Go through the entries one line at a time, and gather every line that has the word "prohibited".
⁂
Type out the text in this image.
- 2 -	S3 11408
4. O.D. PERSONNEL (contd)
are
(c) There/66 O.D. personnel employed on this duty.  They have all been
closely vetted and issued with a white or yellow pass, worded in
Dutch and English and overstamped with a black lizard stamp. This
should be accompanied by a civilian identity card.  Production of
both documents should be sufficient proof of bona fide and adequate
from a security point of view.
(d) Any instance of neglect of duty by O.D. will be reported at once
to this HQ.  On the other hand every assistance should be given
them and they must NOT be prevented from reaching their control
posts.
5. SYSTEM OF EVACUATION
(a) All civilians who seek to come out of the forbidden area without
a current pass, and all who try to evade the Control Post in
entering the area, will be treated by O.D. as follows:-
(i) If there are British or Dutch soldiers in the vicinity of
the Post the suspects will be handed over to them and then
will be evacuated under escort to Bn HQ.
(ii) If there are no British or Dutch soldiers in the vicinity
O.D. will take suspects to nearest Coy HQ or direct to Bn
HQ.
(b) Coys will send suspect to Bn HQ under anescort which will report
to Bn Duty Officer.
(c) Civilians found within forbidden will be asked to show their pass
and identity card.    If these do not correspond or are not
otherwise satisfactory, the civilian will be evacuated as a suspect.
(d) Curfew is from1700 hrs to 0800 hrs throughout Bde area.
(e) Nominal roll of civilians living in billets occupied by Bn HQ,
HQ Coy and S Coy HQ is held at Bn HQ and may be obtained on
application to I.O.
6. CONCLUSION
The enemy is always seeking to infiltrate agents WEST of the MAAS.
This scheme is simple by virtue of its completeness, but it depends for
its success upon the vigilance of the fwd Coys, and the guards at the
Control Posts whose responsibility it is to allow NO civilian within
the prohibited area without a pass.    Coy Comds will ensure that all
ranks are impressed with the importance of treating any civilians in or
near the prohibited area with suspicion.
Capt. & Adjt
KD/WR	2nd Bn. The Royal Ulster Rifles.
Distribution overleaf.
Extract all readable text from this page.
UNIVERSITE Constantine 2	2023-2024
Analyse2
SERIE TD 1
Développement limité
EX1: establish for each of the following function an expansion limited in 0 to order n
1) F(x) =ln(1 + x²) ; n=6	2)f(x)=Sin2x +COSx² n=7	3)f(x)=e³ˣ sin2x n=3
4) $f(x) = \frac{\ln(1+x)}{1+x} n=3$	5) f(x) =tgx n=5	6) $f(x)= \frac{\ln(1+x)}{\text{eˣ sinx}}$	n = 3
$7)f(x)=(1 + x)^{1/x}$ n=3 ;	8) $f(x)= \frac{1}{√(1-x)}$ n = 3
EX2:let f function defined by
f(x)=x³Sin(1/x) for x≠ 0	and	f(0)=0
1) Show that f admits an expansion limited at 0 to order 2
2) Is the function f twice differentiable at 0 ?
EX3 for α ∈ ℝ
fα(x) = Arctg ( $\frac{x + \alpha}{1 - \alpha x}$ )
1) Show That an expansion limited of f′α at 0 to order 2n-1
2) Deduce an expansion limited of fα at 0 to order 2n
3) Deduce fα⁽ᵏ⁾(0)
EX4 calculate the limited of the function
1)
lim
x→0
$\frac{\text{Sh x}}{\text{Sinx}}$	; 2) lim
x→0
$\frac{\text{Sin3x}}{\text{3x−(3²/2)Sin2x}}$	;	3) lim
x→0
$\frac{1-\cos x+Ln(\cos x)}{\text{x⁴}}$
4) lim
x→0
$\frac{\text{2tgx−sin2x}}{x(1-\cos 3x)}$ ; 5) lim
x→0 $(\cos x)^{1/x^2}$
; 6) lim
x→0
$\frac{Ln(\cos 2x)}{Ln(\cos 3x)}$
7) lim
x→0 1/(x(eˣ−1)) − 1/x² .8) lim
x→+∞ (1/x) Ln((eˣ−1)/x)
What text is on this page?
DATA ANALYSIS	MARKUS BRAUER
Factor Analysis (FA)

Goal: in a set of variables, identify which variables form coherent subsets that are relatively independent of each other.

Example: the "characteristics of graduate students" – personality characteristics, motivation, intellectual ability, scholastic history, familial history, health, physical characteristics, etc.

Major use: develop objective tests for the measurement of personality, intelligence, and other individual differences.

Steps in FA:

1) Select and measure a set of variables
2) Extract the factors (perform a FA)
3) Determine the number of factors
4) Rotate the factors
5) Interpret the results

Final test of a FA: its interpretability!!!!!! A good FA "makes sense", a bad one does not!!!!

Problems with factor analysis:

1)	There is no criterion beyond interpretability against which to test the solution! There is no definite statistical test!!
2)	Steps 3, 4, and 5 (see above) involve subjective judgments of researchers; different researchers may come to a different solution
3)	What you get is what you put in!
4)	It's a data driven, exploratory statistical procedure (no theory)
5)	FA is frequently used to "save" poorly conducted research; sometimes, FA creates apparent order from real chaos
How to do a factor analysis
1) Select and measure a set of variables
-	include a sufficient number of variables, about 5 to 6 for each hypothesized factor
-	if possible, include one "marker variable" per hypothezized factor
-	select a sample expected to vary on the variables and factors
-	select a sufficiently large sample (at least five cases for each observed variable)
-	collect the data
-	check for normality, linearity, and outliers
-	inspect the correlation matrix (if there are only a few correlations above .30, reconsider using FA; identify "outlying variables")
⁂
-- Answer to this exercise --
the prohibited area without a pass.    Coy Comds will ensure that all
near the prohibited area with suspicion.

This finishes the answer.